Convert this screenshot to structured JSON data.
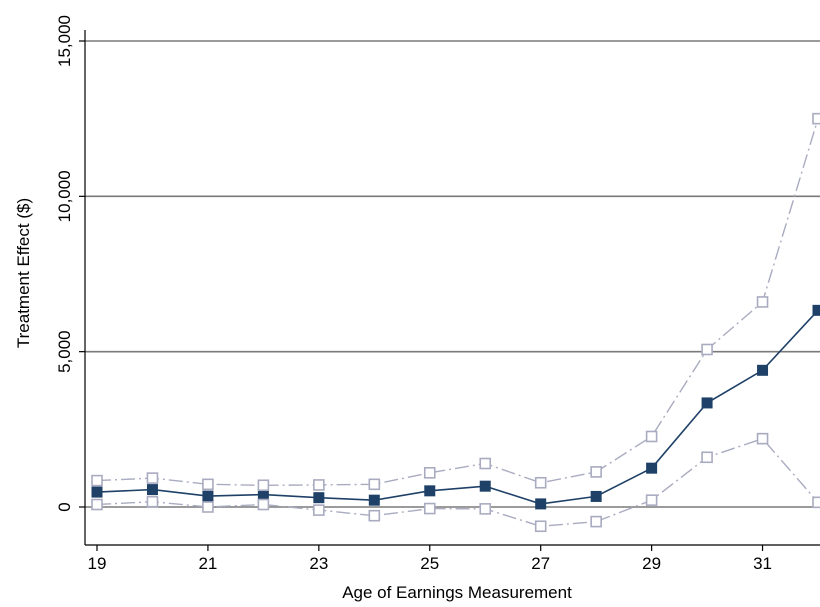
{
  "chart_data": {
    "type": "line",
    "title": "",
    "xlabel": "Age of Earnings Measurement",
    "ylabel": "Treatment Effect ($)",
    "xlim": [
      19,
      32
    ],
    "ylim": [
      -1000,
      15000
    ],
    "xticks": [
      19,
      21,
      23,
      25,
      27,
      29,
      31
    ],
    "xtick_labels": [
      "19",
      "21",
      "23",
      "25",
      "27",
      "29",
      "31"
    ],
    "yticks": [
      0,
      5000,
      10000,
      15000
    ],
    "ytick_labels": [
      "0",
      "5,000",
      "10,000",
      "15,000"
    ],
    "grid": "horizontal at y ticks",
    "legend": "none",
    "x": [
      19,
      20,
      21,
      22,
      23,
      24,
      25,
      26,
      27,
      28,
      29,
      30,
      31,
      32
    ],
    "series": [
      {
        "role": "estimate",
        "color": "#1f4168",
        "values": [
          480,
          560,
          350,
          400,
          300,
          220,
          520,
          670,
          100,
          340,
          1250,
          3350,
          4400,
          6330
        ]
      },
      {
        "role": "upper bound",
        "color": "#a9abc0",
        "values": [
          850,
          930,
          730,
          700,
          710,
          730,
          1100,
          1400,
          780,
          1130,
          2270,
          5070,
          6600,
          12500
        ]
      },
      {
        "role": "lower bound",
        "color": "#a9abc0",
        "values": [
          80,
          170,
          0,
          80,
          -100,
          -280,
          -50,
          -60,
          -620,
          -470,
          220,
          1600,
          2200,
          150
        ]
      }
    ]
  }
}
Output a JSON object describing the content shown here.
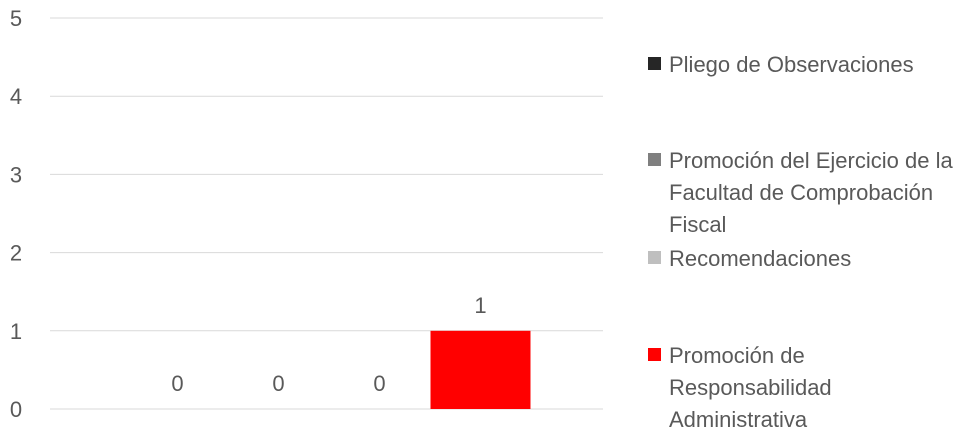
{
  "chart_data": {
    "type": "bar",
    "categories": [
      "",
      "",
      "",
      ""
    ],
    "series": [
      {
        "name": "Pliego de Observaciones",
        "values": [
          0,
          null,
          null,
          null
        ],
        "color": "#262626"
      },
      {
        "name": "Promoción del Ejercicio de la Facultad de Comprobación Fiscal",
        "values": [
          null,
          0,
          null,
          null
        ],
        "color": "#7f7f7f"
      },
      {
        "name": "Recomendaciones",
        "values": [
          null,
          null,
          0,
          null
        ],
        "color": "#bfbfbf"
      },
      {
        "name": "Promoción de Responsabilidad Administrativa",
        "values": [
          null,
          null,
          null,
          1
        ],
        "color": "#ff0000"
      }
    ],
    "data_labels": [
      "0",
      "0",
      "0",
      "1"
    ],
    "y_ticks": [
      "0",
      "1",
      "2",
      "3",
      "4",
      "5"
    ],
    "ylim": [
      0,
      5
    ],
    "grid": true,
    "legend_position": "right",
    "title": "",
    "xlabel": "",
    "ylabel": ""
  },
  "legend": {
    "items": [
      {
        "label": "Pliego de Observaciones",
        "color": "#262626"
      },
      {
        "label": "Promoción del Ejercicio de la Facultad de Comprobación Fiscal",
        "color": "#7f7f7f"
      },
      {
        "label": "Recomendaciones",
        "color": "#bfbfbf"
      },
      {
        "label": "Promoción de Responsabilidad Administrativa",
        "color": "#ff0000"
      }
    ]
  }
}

****

Problem: Pick out the lines containing the string "grid".

Complete output:
    "grid": "horizontal at y ticks",
    "grid": true,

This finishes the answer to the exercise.